• EXERCISE
Look for the string "this" and copy every line that has it.

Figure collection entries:

____________

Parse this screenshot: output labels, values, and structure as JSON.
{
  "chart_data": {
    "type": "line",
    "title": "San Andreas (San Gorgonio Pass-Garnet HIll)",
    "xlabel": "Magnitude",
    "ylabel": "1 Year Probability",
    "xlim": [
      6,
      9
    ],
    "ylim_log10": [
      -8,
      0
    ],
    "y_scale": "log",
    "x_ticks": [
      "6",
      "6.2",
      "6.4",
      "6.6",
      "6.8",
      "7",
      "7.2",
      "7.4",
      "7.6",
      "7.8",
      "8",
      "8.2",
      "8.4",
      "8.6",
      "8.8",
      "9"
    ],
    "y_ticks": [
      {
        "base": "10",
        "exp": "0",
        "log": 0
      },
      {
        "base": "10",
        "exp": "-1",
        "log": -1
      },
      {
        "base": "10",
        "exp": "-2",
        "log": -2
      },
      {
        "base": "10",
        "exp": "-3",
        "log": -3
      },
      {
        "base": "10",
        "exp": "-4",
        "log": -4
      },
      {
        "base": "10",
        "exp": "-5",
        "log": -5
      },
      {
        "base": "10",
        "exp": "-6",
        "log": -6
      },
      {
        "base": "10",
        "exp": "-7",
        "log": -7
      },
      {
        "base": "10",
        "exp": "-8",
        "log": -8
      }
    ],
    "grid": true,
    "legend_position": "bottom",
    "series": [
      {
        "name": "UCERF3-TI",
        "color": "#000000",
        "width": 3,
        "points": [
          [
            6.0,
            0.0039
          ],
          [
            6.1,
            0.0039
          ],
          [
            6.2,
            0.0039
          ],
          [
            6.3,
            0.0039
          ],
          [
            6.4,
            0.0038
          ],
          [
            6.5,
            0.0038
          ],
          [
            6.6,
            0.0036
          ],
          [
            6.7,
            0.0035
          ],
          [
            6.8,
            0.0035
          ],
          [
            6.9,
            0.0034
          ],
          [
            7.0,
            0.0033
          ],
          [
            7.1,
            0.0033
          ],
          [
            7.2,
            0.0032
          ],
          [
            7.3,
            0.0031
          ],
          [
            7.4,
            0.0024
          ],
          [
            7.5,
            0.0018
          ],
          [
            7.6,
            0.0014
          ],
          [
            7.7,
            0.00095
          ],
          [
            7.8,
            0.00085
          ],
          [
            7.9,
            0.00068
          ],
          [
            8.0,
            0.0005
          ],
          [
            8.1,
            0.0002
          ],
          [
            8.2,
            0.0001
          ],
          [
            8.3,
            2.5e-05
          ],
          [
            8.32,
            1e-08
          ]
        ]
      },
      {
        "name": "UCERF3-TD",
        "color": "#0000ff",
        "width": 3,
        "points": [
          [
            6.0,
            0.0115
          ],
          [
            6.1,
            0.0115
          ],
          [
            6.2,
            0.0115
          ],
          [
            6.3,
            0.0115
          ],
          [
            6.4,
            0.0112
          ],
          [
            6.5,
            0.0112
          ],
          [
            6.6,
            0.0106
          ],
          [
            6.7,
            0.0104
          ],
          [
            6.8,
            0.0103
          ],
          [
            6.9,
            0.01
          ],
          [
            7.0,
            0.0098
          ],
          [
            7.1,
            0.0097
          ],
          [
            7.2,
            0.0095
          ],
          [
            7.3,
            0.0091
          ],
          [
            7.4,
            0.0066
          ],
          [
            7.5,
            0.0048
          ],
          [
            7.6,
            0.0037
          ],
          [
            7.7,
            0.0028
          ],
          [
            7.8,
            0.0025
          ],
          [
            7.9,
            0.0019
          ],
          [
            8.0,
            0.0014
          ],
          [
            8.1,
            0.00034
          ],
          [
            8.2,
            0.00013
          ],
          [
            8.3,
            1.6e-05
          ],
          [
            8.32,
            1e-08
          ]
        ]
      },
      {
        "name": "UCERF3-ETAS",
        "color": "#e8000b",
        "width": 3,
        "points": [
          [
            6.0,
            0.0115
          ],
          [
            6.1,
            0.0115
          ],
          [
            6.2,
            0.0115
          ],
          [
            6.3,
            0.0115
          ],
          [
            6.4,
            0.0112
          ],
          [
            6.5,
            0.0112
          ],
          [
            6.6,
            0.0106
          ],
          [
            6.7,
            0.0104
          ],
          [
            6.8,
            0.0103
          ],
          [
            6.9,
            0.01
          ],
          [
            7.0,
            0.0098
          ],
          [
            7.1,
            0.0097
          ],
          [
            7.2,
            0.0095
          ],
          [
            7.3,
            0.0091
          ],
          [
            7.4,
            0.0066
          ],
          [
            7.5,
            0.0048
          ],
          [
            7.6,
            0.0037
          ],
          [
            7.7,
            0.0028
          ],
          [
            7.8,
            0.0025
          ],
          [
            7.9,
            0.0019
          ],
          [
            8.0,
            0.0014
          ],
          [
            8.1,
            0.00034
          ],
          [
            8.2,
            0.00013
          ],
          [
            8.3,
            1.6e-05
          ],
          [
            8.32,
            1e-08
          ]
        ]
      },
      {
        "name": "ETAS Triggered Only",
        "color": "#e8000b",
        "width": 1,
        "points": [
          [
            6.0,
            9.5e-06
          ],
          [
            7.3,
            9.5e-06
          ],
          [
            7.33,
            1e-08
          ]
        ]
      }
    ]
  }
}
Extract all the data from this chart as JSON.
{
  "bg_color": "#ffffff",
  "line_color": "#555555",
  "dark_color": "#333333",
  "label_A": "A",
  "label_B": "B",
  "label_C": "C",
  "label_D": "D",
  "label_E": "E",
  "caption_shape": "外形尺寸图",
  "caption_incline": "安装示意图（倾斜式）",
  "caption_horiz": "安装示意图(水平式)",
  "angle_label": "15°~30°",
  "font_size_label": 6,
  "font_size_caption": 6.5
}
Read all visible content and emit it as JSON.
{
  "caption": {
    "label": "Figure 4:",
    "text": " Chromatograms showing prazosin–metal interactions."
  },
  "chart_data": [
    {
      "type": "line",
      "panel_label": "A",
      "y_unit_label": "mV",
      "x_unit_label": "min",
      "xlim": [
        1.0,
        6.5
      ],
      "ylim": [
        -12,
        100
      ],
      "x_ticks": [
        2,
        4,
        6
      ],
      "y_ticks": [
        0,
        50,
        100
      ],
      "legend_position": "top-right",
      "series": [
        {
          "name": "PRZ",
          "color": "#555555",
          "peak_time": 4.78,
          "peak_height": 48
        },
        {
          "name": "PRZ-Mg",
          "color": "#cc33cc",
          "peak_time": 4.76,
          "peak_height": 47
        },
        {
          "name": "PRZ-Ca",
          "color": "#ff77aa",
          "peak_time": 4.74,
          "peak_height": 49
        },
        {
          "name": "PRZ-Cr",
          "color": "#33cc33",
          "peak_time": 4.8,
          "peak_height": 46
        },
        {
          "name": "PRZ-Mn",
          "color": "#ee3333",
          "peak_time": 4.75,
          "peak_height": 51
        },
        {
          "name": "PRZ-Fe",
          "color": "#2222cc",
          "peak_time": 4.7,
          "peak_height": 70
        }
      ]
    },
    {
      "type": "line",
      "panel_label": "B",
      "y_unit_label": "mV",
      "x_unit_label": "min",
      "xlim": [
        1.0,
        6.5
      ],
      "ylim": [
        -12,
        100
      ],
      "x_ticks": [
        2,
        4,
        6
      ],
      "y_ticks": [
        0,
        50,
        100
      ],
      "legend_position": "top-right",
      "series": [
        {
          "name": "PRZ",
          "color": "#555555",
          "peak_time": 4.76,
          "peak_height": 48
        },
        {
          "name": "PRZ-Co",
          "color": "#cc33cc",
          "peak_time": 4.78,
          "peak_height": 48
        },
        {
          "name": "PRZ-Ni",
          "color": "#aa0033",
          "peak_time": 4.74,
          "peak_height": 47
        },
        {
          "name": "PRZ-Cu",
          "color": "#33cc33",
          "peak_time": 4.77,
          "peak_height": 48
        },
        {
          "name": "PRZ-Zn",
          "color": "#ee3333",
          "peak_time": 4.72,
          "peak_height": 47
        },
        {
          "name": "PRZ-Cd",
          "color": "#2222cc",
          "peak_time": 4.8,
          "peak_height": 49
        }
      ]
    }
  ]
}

____________

• PROBLEM SOLUTION
Parse this screenshot: output labels, values, and structure as JSON.
Extract all the data from this chart as JSON.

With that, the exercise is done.